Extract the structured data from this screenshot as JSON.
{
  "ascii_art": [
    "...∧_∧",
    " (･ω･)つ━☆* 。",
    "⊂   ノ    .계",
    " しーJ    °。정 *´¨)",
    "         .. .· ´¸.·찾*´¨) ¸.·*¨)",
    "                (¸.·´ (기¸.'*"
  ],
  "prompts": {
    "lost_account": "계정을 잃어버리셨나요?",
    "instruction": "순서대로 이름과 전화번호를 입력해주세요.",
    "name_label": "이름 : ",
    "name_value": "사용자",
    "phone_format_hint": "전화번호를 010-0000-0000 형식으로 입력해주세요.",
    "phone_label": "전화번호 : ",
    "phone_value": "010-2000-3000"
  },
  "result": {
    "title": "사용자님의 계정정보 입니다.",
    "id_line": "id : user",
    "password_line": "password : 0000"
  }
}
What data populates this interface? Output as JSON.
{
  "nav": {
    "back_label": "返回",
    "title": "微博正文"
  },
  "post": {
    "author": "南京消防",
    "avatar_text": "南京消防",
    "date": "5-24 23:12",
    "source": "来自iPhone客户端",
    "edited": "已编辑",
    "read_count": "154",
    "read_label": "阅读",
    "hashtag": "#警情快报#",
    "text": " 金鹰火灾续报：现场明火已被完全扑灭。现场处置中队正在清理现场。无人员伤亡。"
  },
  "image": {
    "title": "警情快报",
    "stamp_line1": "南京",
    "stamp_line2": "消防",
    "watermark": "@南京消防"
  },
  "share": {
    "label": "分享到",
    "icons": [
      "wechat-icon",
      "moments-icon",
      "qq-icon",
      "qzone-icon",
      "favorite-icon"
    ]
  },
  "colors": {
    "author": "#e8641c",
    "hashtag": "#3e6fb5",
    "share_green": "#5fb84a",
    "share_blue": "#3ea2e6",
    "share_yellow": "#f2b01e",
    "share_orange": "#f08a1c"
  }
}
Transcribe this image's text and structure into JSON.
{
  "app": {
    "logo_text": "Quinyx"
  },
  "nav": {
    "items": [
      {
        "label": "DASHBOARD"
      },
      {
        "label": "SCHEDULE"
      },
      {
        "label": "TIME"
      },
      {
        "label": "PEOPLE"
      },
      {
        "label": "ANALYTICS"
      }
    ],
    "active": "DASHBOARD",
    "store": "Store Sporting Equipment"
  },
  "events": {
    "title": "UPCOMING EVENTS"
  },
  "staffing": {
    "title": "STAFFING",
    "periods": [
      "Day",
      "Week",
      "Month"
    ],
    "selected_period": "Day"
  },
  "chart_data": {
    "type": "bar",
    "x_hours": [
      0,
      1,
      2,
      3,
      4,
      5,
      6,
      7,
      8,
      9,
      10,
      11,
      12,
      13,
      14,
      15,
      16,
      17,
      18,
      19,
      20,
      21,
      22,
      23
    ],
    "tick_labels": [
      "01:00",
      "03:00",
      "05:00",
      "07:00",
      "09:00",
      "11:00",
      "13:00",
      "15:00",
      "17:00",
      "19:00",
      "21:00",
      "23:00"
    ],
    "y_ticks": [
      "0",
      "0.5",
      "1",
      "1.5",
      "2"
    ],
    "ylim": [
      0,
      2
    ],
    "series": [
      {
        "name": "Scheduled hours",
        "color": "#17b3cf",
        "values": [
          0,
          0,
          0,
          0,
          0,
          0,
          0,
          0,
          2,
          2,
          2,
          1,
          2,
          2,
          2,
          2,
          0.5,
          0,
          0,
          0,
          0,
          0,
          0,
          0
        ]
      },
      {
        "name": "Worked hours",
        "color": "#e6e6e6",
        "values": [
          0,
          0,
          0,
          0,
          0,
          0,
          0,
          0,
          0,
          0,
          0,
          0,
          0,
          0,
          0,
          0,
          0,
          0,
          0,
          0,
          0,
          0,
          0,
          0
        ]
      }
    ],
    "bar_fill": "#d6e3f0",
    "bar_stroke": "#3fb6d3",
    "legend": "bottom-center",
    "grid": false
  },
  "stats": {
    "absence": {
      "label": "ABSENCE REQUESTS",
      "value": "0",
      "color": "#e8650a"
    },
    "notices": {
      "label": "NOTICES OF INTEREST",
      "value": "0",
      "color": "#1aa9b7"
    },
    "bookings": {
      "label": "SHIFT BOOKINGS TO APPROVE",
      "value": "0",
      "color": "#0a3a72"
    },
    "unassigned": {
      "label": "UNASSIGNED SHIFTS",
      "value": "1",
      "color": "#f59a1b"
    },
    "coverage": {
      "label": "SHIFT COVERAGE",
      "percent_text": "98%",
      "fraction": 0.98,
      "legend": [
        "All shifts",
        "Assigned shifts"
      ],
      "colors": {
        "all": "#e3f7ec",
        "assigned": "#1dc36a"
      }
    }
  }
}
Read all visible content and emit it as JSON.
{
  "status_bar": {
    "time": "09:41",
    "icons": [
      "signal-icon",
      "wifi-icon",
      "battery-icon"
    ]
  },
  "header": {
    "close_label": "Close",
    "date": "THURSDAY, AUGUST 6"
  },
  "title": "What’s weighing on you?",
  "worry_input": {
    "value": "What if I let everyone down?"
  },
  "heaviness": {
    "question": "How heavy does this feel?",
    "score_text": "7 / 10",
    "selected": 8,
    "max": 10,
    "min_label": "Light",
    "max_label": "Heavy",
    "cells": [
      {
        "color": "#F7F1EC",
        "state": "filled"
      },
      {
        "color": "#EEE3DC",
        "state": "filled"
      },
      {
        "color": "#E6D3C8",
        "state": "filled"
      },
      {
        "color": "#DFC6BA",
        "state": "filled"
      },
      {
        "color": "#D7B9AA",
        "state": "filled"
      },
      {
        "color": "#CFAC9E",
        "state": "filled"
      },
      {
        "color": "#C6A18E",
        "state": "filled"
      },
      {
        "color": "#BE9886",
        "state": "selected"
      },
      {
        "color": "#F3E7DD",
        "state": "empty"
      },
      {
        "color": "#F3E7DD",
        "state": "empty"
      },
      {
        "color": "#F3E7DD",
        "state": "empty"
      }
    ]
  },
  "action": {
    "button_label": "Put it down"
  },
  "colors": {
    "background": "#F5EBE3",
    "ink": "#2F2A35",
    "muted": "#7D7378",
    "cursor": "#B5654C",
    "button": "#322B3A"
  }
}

********************

To be done. Tally the lines holding the string "title" and give only the count.

Response. 6